TASK TO CARRY OUT: In the following material, identify every line holding the string "JSON" and return it.
·····
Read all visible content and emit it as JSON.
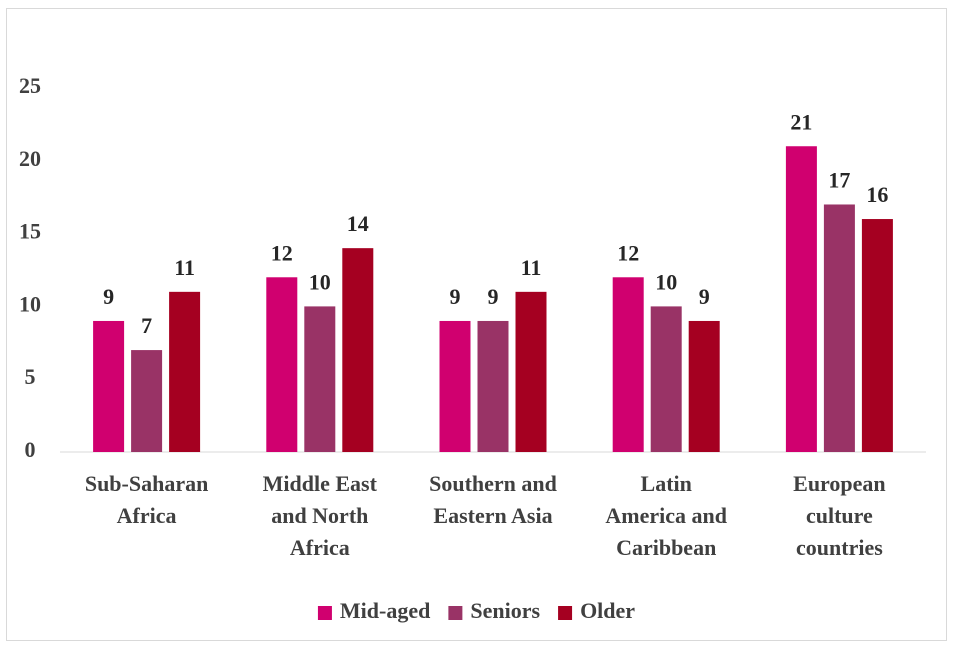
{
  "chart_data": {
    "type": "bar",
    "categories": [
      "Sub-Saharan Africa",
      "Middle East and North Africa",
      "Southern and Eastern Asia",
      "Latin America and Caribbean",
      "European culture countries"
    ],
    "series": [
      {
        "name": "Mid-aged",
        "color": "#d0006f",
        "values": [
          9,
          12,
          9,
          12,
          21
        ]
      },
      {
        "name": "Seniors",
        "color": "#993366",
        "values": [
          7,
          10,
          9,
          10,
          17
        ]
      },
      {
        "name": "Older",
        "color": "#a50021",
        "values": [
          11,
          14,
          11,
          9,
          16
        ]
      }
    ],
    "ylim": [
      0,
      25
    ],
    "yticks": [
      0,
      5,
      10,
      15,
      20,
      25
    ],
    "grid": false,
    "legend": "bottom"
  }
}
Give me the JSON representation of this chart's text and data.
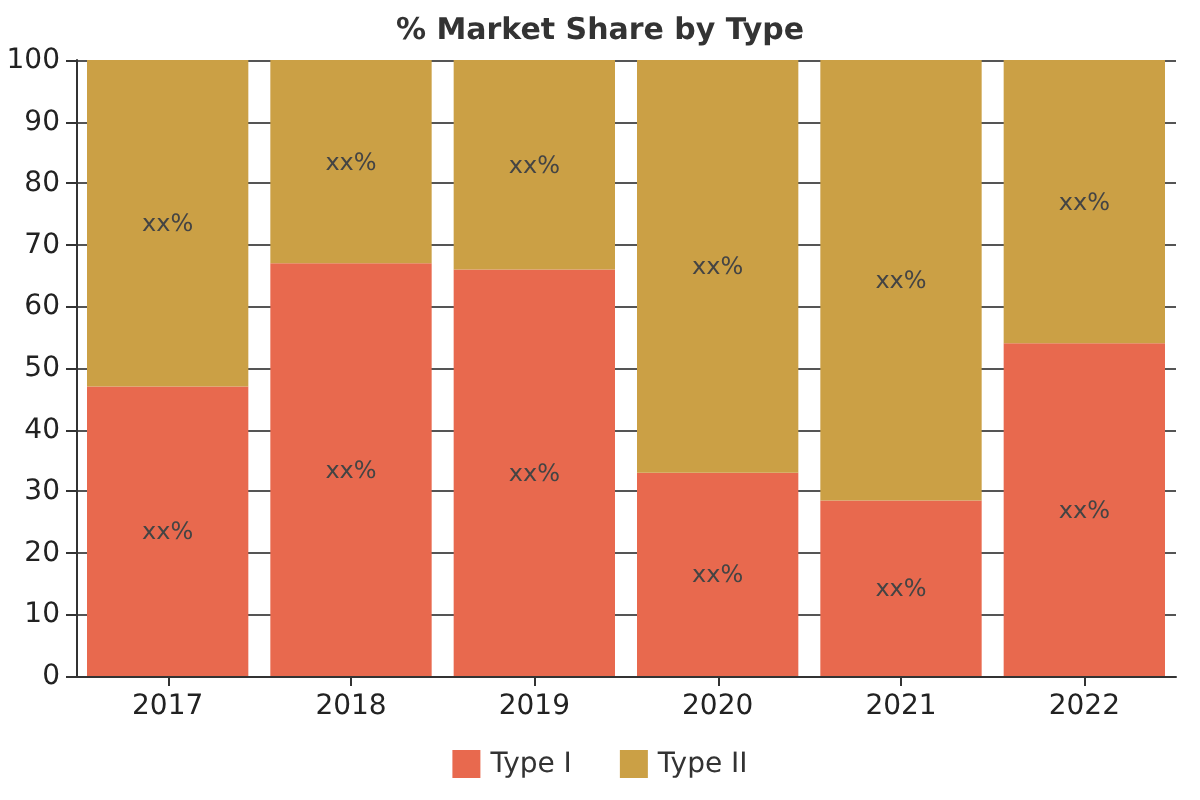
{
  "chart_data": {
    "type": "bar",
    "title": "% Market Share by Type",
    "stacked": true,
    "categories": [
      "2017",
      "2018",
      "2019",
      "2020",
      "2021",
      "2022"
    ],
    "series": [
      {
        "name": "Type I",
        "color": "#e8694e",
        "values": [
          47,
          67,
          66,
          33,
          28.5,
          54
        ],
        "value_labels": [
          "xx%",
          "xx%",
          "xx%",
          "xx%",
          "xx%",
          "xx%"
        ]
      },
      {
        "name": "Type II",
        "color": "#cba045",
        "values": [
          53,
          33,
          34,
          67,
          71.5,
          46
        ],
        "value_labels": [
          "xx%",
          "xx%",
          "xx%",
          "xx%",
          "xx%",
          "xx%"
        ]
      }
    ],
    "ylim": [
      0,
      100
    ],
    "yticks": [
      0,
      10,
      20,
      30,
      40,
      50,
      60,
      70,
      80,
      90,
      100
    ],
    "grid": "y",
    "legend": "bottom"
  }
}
·····
SOLUTION:
Read all visible content and emit it as JSON.
Give me the JSON representation of this chart's text and data.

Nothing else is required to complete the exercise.